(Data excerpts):
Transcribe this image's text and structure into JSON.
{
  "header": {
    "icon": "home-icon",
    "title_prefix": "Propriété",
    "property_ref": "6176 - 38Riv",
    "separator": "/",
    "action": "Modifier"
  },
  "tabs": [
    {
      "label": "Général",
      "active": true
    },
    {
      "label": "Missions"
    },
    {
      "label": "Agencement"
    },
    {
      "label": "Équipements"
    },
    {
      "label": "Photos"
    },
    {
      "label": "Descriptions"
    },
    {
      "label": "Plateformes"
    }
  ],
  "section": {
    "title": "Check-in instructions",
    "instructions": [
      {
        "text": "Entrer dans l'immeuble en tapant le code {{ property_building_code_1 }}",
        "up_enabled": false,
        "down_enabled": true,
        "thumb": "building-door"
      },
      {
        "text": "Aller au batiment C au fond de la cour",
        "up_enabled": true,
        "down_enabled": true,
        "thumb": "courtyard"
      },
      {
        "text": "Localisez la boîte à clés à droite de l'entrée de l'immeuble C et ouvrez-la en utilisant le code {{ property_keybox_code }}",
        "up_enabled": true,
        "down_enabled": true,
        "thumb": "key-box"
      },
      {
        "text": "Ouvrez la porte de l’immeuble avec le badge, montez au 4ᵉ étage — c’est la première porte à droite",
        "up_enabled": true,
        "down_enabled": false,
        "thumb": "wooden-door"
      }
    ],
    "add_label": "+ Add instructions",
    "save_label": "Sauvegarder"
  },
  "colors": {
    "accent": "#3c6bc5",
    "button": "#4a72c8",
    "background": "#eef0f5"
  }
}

(Directions):
Every line in the data above that contains "thumb" needs to be copied.

(Exercise answer):
        "thumb": "building-door"
        "thumb": "courtyard"
        "thumb": "key-box"
        "thumb": "wooden-door"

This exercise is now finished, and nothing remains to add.